**Entries:**
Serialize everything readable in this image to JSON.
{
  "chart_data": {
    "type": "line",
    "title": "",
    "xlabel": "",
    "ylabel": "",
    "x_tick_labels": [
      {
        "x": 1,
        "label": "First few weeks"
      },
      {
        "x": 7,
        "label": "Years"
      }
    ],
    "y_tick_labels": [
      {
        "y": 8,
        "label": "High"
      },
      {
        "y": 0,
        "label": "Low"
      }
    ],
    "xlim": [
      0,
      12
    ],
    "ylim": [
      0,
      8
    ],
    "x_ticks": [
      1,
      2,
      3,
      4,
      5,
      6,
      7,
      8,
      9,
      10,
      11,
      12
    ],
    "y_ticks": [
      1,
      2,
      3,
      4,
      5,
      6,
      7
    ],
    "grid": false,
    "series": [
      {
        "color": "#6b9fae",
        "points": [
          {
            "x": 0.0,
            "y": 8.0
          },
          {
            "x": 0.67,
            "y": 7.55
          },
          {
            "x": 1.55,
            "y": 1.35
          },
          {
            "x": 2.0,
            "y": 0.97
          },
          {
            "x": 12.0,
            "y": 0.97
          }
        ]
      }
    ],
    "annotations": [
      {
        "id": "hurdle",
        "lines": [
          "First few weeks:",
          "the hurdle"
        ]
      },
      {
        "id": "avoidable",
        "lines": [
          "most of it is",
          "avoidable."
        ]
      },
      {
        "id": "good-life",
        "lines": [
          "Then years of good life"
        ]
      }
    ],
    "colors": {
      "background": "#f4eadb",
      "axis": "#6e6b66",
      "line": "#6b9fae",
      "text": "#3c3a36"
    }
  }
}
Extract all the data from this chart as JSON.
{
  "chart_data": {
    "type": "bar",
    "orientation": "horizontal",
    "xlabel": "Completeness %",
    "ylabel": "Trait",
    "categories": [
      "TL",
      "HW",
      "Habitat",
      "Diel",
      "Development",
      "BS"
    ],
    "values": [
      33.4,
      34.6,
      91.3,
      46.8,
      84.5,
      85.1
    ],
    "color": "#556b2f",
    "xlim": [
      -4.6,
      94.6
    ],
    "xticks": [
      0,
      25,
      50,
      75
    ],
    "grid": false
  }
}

**Written problem:**
Reproduce the material above, every line of it, exactly.

**Solved problem:**
Serialize everything readable in this image to JSON.
{
  "chart_data": {
    "type": "line",
    "title": "",
    "xlabel": "",
    "ylabel": "",
    "x_tick_labels": [
      {
        "x": 1,
        "label": "First few weeks"
      },
      {
        "x": 7,
        "label": "Years"
      }
    ],
    "y_tick_labels": [
      {
        "y": 8,
        "label": "High"
      },
      {
        "y": 0,
        "label": "Low"
      }
    ],
    "xlim": [
      0,
      12
    ],
    "ylim": [
      0,
      8
    ],
    "x_ticks": [
      1,
      2,
      3,
      4,
      5,
      6,
      7,
      8,
      9,
      10,
      11,
      12
    ],
    "y_ticks": [
      1,
      2,
      3,
      4,
      5,
      6,
      7
    ],
    "grid": false,
    "series": [
      {
        "color": "#6b9fae",
        "points": [
          {
            "x": 0.0,
            "y": 8.0
          },
          {
            "x": 0.67,
            "y": 7.55
          },
          {
            "x": 1.55,
            "y": 1.35
          },
          {
            "x": 2.0,
            "y": 0.97
          },
          {
            "x": 12.0,
            "y": 0.97
          }
        ]
      }
    ],
    "annotations": [
      {
        "id": "hurdle",
        "lines": [
          "First few weeks:",
          "the hurdle"
        ]
      },
      {
        "id": "avoidable",
        "lines": [
          "most of it is",
          "avoidable."
        ]
      },
      {
        "id": "good-life",
        "lines": [
          "Then years of good life"
        ]
      }
    ],
    "colors": {
      "background": "#f4eadb",
      "axis": "#6e6b66",
      "line": "#6b9fae",
      "text": "#3c3a36"
    }
  }
}
Extract all the data from this chart as JSON.
{
  "chart_data": {
    "type": "bar",
    "orientation": "horizontal",
    "xlabel": "Completeness %",
    "ylabel": "Trait",
    "categories": [
      "TL",
      "HW",
      "Habitat",
      "Diel",
      "Development",
      "BS"
    ],
    "values": [
      33.4,
      34.6,
      91.3,
      46.8,
      84.5,
      85.1
    ],
    "color": "#556b2f",
    "xlim": [
      -4.6,
      94.6
    ],
    "xticks": [
      0,
      25,
      50,
      75
    ],
    "grid": false
  }
}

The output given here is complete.